- Task to complete
Which lines hold the word "形成火焰中心"? Copy each of them from the material.

Begin Data shown

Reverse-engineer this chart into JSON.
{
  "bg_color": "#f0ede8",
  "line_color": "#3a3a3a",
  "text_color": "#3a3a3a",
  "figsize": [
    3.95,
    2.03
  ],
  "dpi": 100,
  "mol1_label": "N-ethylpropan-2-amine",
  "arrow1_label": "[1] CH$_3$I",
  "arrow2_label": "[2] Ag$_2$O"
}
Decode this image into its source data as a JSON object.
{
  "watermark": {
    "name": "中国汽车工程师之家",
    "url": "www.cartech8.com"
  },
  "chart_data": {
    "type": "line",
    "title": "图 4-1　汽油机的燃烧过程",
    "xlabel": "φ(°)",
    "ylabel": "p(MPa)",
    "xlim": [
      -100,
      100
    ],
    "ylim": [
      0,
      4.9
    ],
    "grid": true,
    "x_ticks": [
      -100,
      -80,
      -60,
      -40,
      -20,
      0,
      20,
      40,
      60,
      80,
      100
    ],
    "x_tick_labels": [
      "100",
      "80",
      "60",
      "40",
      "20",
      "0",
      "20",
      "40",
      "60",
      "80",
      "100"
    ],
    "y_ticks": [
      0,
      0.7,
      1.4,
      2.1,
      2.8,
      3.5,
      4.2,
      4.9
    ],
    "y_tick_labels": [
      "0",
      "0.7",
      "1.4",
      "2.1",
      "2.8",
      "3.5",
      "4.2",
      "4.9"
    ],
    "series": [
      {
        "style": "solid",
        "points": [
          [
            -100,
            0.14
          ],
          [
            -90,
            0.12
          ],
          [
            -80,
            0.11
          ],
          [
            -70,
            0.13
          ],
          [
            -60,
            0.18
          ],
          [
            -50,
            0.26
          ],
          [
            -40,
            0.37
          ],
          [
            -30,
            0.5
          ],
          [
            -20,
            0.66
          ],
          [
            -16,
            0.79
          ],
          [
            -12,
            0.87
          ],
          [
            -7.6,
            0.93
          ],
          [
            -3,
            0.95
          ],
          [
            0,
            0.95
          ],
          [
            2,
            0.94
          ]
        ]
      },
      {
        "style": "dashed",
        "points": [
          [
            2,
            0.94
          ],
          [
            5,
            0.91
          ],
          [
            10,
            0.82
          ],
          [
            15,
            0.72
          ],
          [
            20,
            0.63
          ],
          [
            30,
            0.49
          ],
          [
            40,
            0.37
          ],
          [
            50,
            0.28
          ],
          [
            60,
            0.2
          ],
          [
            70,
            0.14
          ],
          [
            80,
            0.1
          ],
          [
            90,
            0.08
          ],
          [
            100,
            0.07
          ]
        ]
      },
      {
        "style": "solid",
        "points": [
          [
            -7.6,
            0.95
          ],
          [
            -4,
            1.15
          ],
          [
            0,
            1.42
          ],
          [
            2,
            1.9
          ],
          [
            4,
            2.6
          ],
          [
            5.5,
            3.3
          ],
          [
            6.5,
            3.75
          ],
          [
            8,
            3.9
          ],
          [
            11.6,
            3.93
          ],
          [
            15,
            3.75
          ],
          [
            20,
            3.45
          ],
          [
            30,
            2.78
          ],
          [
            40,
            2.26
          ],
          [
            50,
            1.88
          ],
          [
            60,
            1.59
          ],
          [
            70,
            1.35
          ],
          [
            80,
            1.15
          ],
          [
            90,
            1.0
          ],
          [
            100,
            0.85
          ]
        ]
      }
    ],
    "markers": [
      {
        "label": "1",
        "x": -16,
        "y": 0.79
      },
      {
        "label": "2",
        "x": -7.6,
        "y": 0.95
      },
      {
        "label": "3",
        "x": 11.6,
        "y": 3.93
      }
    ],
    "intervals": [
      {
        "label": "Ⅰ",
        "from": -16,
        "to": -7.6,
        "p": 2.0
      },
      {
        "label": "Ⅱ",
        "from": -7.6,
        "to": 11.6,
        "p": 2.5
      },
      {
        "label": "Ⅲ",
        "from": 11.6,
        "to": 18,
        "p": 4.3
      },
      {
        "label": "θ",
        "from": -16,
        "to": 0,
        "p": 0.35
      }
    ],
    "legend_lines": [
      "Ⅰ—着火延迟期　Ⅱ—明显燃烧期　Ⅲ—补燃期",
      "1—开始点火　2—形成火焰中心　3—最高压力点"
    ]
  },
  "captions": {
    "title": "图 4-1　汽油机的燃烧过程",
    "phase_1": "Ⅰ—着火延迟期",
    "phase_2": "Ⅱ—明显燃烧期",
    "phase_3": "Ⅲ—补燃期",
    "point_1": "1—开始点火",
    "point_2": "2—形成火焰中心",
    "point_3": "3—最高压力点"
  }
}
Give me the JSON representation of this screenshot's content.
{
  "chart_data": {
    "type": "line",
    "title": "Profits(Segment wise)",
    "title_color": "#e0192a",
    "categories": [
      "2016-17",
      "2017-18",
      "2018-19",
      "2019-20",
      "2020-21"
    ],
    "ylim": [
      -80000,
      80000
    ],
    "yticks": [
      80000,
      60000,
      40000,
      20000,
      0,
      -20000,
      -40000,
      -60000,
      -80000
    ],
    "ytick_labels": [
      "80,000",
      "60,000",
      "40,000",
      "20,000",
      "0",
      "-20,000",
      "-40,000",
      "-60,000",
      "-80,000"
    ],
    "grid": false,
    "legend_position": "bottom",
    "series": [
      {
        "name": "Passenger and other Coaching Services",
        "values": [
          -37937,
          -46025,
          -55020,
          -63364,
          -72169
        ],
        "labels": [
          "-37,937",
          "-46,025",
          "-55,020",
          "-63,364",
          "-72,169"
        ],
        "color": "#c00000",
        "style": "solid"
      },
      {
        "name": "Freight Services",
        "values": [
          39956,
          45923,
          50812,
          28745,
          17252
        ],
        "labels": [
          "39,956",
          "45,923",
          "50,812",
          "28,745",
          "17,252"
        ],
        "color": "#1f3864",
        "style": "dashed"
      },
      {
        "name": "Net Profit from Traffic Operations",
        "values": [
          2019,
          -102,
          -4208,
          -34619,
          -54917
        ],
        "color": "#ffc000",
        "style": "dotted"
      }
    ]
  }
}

End Data shown
Begin Data shown

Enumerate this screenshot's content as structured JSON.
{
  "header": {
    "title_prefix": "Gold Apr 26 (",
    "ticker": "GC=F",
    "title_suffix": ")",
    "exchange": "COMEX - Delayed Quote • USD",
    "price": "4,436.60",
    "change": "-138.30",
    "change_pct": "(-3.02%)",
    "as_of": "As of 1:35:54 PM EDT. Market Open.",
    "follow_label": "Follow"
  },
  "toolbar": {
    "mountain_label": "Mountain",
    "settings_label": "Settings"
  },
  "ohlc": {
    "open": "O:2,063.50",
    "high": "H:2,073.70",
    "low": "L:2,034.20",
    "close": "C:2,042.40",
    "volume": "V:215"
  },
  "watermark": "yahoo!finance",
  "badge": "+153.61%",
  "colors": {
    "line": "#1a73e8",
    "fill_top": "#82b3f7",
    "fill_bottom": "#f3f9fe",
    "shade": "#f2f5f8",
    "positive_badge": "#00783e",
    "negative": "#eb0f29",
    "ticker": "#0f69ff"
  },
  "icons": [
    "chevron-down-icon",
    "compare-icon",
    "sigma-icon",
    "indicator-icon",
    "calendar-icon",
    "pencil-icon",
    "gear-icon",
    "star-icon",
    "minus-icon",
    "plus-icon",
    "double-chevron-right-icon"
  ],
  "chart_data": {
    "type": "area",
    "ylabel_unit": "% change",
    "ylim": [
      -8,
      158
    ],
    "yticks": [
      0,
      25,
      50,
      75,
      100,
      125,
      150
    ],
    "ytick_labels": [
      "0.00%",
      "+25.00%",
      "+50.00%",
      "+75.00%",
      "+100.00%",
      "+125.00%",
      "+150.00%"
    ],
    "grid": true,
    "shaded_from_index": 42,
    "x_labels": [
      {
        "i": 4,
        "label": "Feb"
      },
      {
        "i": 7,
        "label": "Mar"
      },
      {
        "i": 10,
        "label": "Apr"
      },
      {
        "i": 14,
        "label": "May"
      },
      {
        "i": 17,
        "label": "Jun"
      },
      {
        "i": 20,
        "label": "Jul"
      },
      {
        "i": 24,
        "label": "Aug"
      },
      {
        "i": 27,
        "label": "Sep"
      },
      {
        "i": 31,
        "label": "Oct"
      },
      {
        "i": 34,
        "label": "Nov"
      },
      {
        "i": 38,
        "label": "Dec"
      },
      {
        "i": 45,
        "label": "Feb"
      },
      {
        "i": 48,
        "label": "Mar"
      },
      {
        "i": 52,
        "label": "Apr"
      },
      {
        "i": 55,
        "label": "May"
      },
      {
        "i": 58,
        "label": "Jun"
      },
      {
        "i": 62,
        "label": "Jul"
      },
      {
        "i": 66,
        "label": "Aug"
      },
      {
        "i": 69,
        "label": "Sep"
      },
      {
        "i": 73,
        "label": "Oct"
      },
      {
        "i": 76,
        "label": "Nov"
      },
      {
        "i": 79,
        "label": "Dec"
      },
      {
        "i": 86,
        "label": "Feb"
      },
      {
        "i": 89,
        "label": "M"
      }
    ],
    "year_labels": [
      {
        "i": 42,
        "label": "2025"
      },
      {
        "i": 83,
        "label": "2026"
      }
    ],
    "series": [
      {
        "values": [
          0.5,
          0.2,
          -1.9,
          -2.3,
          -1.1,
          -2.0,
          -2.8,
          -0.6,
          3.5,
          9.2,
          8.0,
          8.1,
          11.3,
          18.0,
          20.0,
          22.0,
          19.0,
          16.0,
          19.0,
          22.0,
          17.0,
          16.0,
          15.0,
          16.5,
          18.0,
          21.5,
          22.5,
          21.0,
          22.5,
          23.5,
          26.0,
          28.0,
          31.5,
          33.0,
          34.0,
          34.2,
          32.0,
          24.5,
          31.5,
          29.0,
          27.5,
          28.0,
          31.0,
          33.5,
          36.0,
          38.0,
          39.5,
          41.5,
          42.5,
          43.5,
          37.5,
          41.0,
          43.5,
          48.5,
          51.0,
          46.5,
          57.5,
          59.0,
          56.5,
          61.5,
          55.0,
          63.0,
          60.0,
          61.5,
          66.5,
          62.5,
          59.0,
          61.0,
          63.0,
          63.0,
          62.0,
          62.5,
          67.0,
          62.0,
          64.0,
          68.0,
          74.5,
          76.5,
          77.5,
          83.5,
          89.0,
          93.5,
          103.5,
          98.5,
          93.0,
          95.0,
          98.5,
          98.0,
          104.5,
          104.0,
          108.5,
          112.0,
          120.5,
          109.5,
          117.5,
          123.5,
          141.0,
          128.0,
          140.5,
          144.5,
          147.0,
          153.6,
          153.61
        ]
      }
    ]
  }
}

End Data shown

- Full response
      "1—开始点火　2—形成火焰中心　3—最高压力点"
    "point_2": "2—形成火焰中心",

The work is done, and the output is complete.